Report, as a bare number, how many lines of the material below contain the word "smoothed".
********
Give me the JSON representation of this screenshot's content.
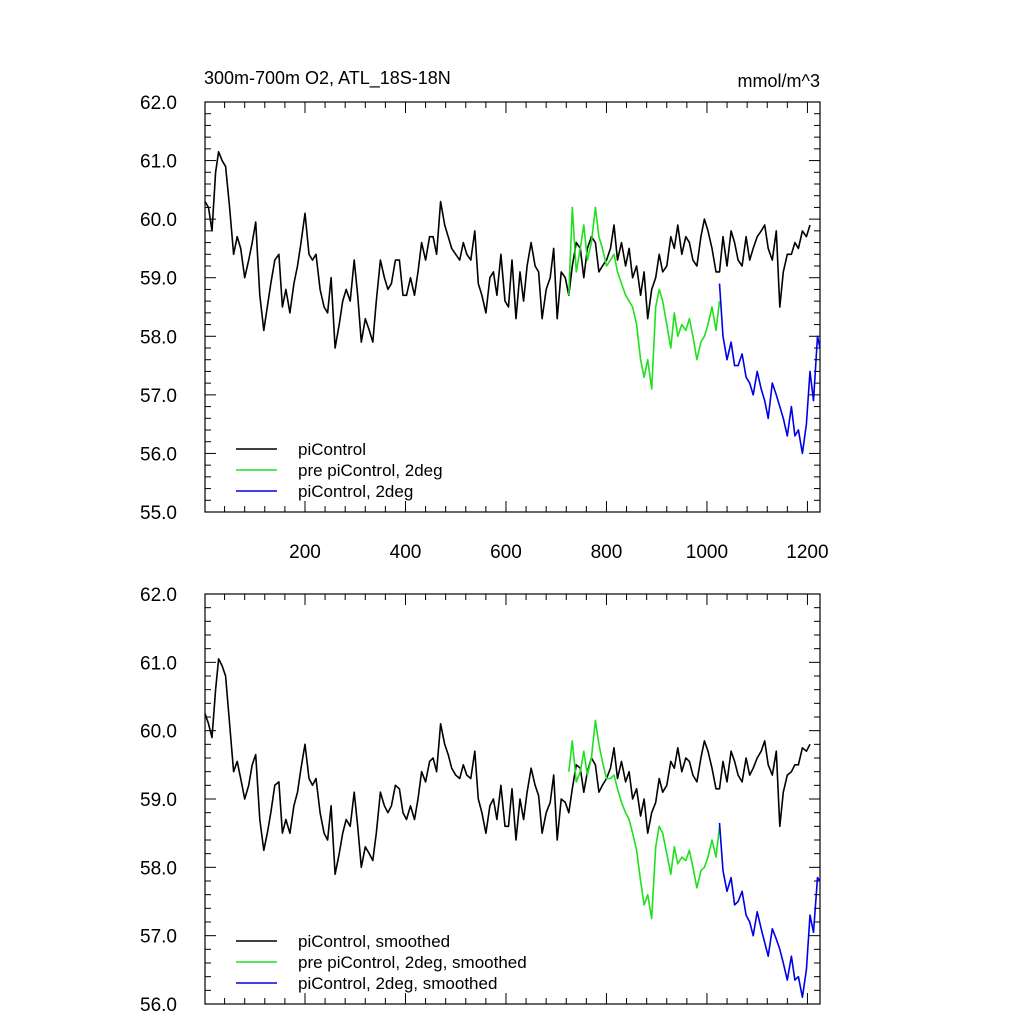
{
  "figure": {
    "title_left": "300m-700m O2, ATL_18S-18N",
    "title_right": "mmol/m^3"
  },
  "chart_data": [
    {
      "type": "line",
      "title": "300m-700m O2, ATL_18S-18N",
      "units": "mmol/m^3",
      "xlabel": "",
      "ylabel": "",
      "xlim": [
        1,
        1225
      ],
      "ylim": [
        55.0,
        62.0
      ],
      "x_ticks": [
        200,
        400,
        600,
        800,
        1000,
        1200
      ],
      "x_tick_labels": [
        "200",
        "400",
        "600",
        "800",
        "1000",
        "1200"
      ],
      "y_ticks": [
        55,
        56,
        57,
        58,
        59,
        60,
        61,
        62
      ],
      "y_tick_labels": [
        "55.0",
        "56.0",
        "57.0",
        "58.0",
        "59.0",
        "60.0",
        "61.0",
        "62.0"
      ],
      "grid": false,
      "legend_position": "bottom-left",
      "series": [
        {
          "name": "piControl",
          "color": "#000000",
          "x": [
            1,
            8,
            15,
            22,
            28,
            35,
            42,
            50,
            58,
            65,
            72,
            80,
            88,
            95,
            102,
            110,
            118,
            125,
            132,
            140,
            148,
            155,
            162,
            170,
            178,
            185,
            192,
            200,
            208,
            215,
            222,
            230,
            238,
            245,
            252,
            260,
            268,
            275,
            282,
            290,
            298,
            305,
            312,
            320,
            328,
            335,
            342,
            350,
            358,
            365,
            372,
            380,
            388,
            395,
            402,
            410,
            418,
            425,
            432,
            440,
            448,
            455,
            462,
            470,
            478,
            485,
            492,
            500,
            508,
            515,
            522,
            530,
            538,
            545,
            552,
            560,
            568,
            575,
            582,
            590,
            598,
            605,
            612,
            620,
            628,
            635,
            642,
            650,
            658,
            665,
            672,
            680,
            688,
            695,
            702,
            710,
            718,
            725,
            732,
            740,
            748,
            755,
            762,
            770,
            778,
            785,
            792,
            800,
            808,
            815,
            822,
            830,
            838,
            845,
            852,
            860,
            868,
            875,
            882,
            890,
            898,
            905,
            912,
            920,
            928,
            935,
            942,
            950,
            958,
            965,
            972,
            980,
            988,
            995,
            1002,
            1010,
            1018,
            1025,
            1032,
            1040,
            1048,
            1055,
            1062,
            1070,
            1078,
            1085,
            1092,
            1100,
            1108,
            1115,
            1122,
            1130,
            1138,
            1145,
            1152,
            1160,
            1168,
            1175,
            1182,
            1190,
            1198,
            1205
          ],
          "y": [
            60.3,
            60.2,
            59.8,
            60.8,
            61.15,
            61.0,
            60.9,
            60.2,
            59.4,
            59.7,
            59.5,
            59.0,
            59.3,
            59.6,
            59.95,
            58.7,
            58.1,
            58.5,
            58.9,
            59.3,
            59.4,
            58.5,
            58.8,
            58.4,
            58.9,
            59.2,
            59.6,
            60.1,
            59.4,
            59.3,
            59.4,
            58.8,
            58.5,
            58.4,
            59.0,
            57.8,
            58.2,
            58.6,
            58.8,
            58.6,
            59.3,
            58.7,
            57.9,
            58.3,
            58.1,
            57.9,
            58.6,
            59.3,
            59.0,
            58.8,
            58.9,
            59.3,
            59.3,
            58.7,
            58.7,
            59.0,
            58.7,
            59.1,
            59.6,
            59.3,
            59.7,
            59.7,
            59.4,
            60.3,
            59.9,
            59.7,
            59.5,
            59.4,
            59.3,
            59.6,
            59.4,
            59.3,
            59.8,
            58.9,
            58.7,
            58.4,
            59.0,
            59.1,
            58.7,
            59.4,
            58.6,
            58.5,
            59.3,
            58.3,
            59.1,
            58.6,
            59.2,
            59.6,
            59.2,
            59.1,
            58.3,
            58.8,
            59.0,
            59.5,
            58.3,
            59.1,
            59.0,
            58.7,
            59.2,
            59.6,
            59.5,
            59.0,
            59.5,
            59.7,
            59.6,
            59.1,
            59.2,
            59.3,
            59.5,
            59.9,
            59.3,
            59.6,
            59.2,
            59.5,
            59.0,
            59.2,
            58.7,
            59.1,
            58.3,
            58.8,
            59.0,
            59.4,
            59.1,
            59.2,
            59.7,
            59.5,
            59.9,
            59.4,
            59.7,
            59.6,
            59.3,
            59.2,
            59.7,
            60.0,
            59.8,
            59.5,
            59.1,
            59.1,
            59.7,
            59.2,
            59.8,
            59.6,
            59.3,
            59.2,
            59.7,
            59.3,
            59.5,
            59.7,
            59.8,
            59.9,
            59.5,
            59.3,
            59.8,
            58.5,
            59.1,
            59.4,
            59.4,
            59.6,
            59.5,
            59.8,
            59.7,
            59.9
          ]
        },
        {
          "name": "pre piControl, 2deg",
          "color": "#1ee11e",
          "x": [
            725,
            732,
            740,
            748,
            755,
            762,
            770,
            778,
            785,
            792,
            800,
            808,
            815,
            822,
            830,
            838,
            845,
            852,
            860,
            868,
            875,
            882,
            890,
            898,
            905,
            912,
            920,
            928,
            935,
            942,
            950,
            958,
            965,
            972,
            980,
            988,
            995,
            1002,
            1010,
            1018,
            1025
          ],
          "y": [
            58.7,
            60.2,
            59.1,
            59.5,
            59.9,
            59.3,
            59.6,
            60.2,
            59.7,
            59.5,
            59.2,
            59.3,
            59.4,
            59.1,
            58.9,
            58.7,
            58.6,
            58.5,
            58.2,
            57.6,
            57.3,
            57.6,
            57.1,
            58.5,
            58.8,
            58.6,
            58.2,
            57.8,
            58.4,
            58.0,
            58.2,
            58.1,
            58.3,
            58.0,
            57.6,
            57.9,
            58.0,
            58.2,
            58.5,
            58.1,
            58.6
          ]
        },
        {
          "name": "piControl, 2deg",
          "color": "#0000e6",
          "x": [
            1025,
            1032,
            1040,
            1048,
            1055,
            1062,
            1070,
            1078,
            1085,
            1092,
            1100,
            1108,
            1115,
            1122,
            1130,
            1138,
            1145,
            1152,
            1160,
            1168,
            1175,
            1182,
            1190,
            1198,
            1205,
            1212,
            1220,
            1225
          ],
          "y": [
            58.9,
            58.0,
            57.6,
            57.9,
            57.5,
            57.5,
            57.7,
            57.3,
            57.2,
            57.0,
            57.4,
            57.1,
            56.9,
            56.6,
            57.2,
            57.0,
            56.8,
            56.6,
            56.3,
            56.8,
            56.3,
            56.4,
            56.0,
            56.5,
            57.4,
            56.9,
            58.0,
            57.8
          ]
        }
      ]
    },
    {
      "type": "line",
      "title": "",
      "xlabel": "",
      "ylabel": "",
      "xlim": [
        1,
        1225
      ],
      "ylim": [
        56.0,
        62.0
      ],
      "y_ticks": [
        56,
        57,
        58,
        59,
        60,
        61,
        62
      ],
      "y_tick_labels": [
        "56.0",
        "57.0",
        "58.0",
        "59.0",
        "60.0",
        "61.0",
        "62.0"
      ],
      "grid": false,
      "legend_position": "bottom-left",
      "series": [
        {
          "name": "piControl, smoothed",
          "color": "#000000",
          "x": [
            1,
            8,
            15,
            22,
            28,
            35,
            42,
            50,
            58,
            65,
            72,
            80,
            88,
            95,
            102,
            110,
            118,
            125,
            132,
            140,
            148,
            155,
            162,
            170,
            178,
            185,
            192,
            200,
            208,
            215,
            222,
            230,
            238,
            245,
            252,
            260,
            268,
            275,
            282,
            290,
            298,
            305,
            312,
            320,
            328,
            335,
            342,
            350,
            358,
            365,
            372,
            380,
            388,
            395,
            402,
            410,
            418,
            425,
            432,
            440,
            448,
            455,
            462,
            470,
            478,
            485,
            492,
            500,
            508,
            515,
            522,
            530,
            538,
            545,
            552,
            560,
            568,
            575,
            582,
            590,
            598,
            605,
            612,
            620,
            628,
            635,
            642,
            650,
            658,
            665,
            672,
            680,
            688,
            695,
            702,
            710,
            718,
            725,
            732,
            740,
            748,
            755,
            762,
            770,
            778,
            785,
            792,
            800,
            808,
            815,
            822,
            830,
            838,
            845,
            852,
            860,
            868,
            875,
            882,
            890,
            898,
            905,
            912,
            920,
            928,
            935,
            942,
            950,
            958,
            965,
            972,
            980,
            988,
            995,
            1002,
            1010,
            1018,
            1025,
            1032,
            1040,
            1048,
            1055,
            1062,
            1070,
            1078,
            1085,
            1092,
            1100,
            1108,
            1115,
            1122,
            1130,
            1138,
            1145,
            1152,
            1160,
            1168,
            1175,
            1182,
            1190,
            1198,
            1205
          ],
          "y": [
            60.25,
            60.1,
            59.9,
            60.6,
            61.05,
            60.95,
            60.8,
            60.1,
            59.4,
            59.55,
            59.3,
            59.0,
            59.2,
            59.5,
            59.65,
            58.7,
            58.25,
            58.5,
            58.8,
            59.2,
            59.25,
            58.5,
            58.7,
            58.5,
            58.9,
            59.1,
            59.45,
            59.8,
            59.3,
            59.2,
            59.3,
            58.8,
            58.5,
            58.4,
            58.9,
            57.9,
            58.2,
            58.5,
            58.7,
            58.6,
            59.1,
            58.6,
            58.0,
            58.3,
            58.2,
            58.1,
            58.5,
            59.1,
            58.9,
            58.8,
            58.9,
            59.2,
            59.15,
            58.8,
            58.7,
            58.9,
            58.7,
            59.0,
            59.4,
            59.25,
            59.55,
            59.6,
            59.4,
            60.1,
            59.8,
            59.65,
            59.45,
            59.35,
            59.3,
            59.5,
            59.35,
            59.3,
            59.7,
            59.0,
            58.8,
            58.5,
            58.9,
            59.0,
            58.7,
            59.2,
            58.6,
            58.6,
            59.15,
            58.4,
            59.0,
            58.7,
            59.1,
            59.45,
            59.2,
            59.05,
            58.5,
            58.8,
            58.95,
            59.35,
            58.4,
            59.0,
            58.95,
            58.8,
            59.15,
            59.5,
            59.45,
            59.1,
            59.4,
            59.6,
            59.5,
            59.1,
            59.2,
            59.3,
            59.45,
            59.75,
            59.3,
            59.55,
            59.25,
            59.4,
            59.0,
            59.15,
            58.75,
            59.0,
            58.5,
            58.8,
            58.95,
            59.3,
            59.1,
            59.2,
            59.55,
            59.45,
            59.75,
            59.4,
            59.6,
            59.55,
            59.35,
            59.25,
            59.6,
            59.85,
            59.7,
            59.45,
            59.15,
            59.15,
            59.55,
            59.25,
            59.7,
            59.55,
            59.35,
            59.25,
            59.6,
            59.35,
            59.45,
            59.6,
            59.7,
            59.85,
            59.5,
            59.35,
            59.7,
            58.6,
            59.1,
            59.35,
            59.4,
            59.5,
            59.5,
            59.75,
            59.7,
            59.8
          ]
        },
        {
          "name": "pre piControl, 2deg, smoothed",
          "color": "#1ee11e",
          "x": [
            725,
            732,
            740,
            748,
            755,
            762,
            770,
            778,
            785,
            792,
            800,
            808,
            815,
            822,
            830,
            838,
            845,
            852,
            860,
            868,
            875,
            882,
            890,
            898,
            905,
            912,
            920,
            928,
            935,
            942,
            950,
            958,
            965,
            972,
            980,
            988,
            995,
            1002,
            1010,
            1018,
            1025
          ],
          "y": [
            59.4,
            59.85,
            59.25,
            59.4,
            59.7,
            59.35,
            59.6,
            60.15,
            59.8,
            59.55,
            59.3,
            59.3,
            59.35,
            59.15,
            58.95,
            58.8,
            58.7,
            58.5,
            58.25,
            57.8,
            57.45,
            57.6,
            57.25,
            58.3,
            58.6,
            58.5,
            58.2,
            57.9,
            58.3,
            58.05,
            58.15,
            58.1,
            58.25,
            58.0,
            57.7,
            57.95,
            58.0,
            58.15,
            58.4,
            58.15,
            58.6
          ]
        },
        {
          "name": "piControl, 2deg, smoothed",
          "color": "#0000e6",
          "x": [
            1025,
            1032,
            1040,
            1048,
            1055,
            1062,
            1070,
            1078,
            1085,
            1092,
            1100,
            1108,
            1115,
            1122,
            1130,
            1138,
            1145,
            1152,
            1160,
            1168,
            1175,
            1182,
            1190,
            1198,
            1205,
            1212,
            1220,
            1225
          ],
          "y": [
            58.65,
            57.95,
            57.65,
            57.85,
            57.45,
            57.5,
            57.65,
            57.3,
            57.2,
            57.0,
            57.35,
            57.1,
            56.9,
            56.7,
            57.1,
            56.95,
            56.8,
            56.6,
            56.35,
            56.7,
            56.35,
            56.4,
            56.1,
            56.5,
            57.3,
            57.05,
            57.85,
            57.8
          ]
        }
      ]
    }
  ]
}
********
Reply to the exercise — 3